__What the task requires__
Across the data below, how many lines hold "Lambda"? Answer with that number and nothing else.

__Records provided__
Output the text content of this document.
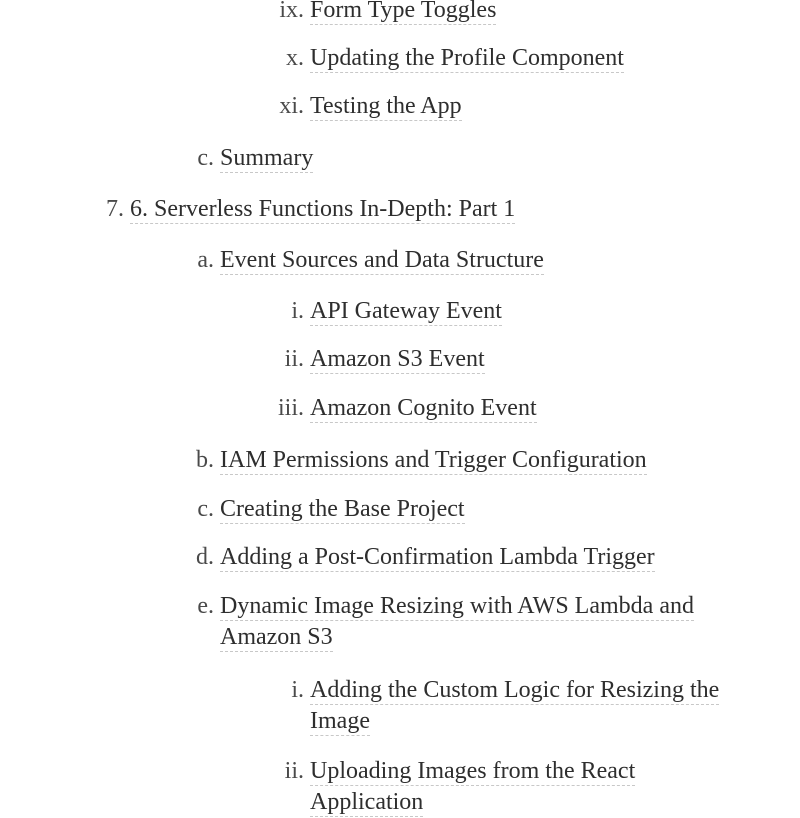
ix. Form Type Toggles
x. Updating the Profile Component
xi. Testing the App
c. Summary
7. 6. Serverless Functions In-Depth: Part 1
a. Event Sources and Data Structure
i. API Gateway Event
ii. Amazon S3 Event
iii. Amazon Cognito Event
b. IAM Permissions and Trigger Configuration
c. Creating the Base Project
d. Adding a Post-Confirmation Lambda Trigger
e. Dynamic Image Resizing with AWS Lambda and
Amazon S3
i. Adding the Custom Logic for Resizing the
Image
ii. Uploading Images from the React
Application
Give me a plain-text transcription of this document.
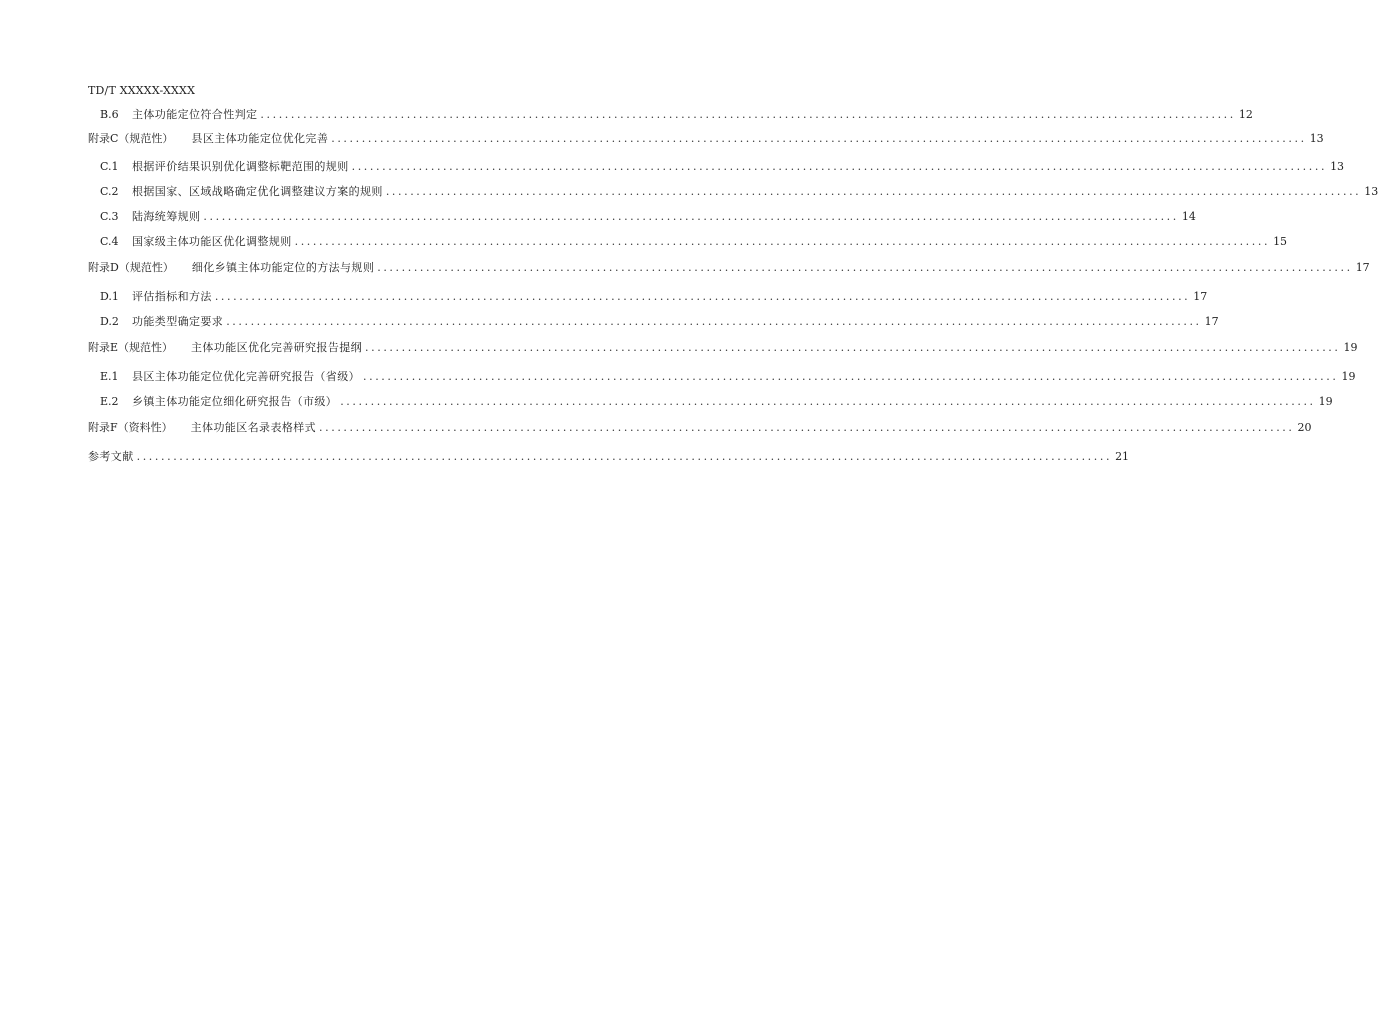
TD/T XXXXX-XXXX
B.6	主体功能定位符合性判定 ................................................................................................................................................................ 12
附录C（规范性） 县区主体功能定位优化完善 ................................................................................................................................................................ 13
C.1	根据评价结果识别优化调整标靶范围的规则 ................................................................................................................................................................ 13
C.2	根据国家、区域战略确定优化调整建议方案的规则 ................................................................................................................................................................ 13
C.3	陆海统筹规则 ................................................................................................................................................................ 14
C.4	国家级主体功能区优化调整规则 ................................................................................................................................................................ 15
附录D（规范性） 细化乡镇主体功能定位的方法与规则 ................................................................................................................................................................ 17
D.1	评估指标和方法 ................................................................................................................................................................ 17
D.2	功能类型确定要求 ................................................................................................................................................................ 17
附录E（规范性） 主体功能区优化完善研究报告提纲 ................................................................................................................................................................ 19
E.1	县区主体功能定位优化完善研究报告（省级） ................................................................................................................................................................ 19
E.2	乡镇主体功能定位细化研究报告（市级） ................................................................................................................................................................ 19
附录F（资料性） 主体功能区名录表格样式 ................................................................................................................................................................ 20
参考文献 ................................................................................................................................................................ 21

==

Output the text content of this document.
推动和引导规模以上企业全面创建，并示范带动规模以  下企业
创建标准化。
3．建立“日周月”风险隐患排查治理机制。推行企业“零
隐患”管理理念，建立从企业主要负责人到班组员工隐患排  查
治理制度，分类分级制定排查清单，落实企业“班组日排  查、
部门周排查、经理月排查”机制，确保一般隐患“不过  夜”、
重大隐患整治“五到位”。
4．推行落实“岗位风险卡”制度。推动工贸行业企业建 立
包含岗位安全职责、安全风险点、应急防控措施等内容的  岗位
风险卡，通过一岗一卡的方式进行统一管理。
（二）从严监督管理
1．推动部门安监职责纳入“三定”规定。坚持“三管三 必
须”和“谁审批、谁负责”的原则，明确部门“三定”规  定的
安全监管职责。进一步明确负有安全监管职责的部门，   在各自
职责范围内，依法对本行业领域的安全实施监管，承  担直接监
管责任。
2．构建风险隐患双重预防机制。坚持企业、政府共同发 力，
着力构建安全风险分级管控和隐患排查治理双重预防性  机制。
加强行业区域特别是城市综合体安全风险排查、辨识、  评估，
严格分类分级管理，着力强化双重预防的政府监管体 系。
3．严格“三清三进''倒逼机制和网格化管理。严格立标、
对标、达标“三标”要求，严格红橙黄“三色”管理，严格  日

* * *

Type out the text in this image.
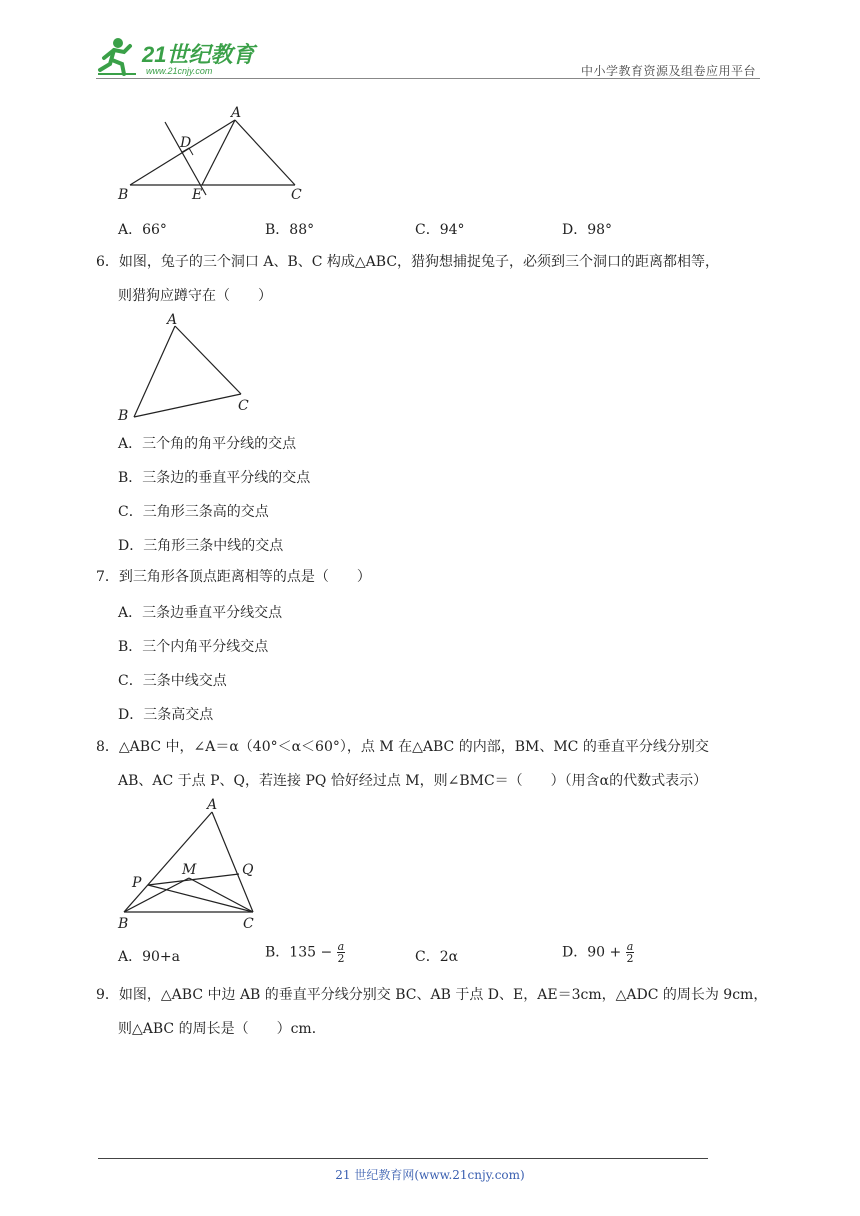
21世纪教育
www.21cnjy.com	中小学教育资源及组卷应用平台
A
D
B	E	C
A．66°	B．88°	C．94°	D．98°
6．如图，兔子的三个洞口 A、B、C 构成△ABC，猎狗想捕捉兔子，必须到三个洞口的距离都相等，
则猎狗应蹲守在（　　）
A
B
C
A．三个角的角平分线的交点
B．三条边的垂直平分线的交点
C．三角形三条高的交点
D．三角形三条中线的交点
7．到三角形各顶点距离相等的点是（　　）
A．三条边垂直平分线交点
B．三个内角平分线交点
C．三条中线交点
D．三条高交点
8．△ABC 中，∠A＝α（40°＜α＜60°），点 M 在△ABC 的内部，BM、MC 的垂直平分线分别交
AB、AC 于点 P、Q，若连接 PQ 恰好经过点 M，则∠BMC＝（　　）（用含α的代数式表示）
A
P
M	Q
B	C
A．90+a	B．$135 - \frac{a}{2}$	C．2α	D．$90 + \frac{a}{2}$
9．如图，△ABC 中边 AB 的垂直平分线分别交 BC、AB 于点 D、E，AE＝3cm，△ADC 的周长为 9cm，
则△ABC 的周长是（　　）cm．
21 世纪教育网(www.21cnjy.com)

__Result of this exercise__
2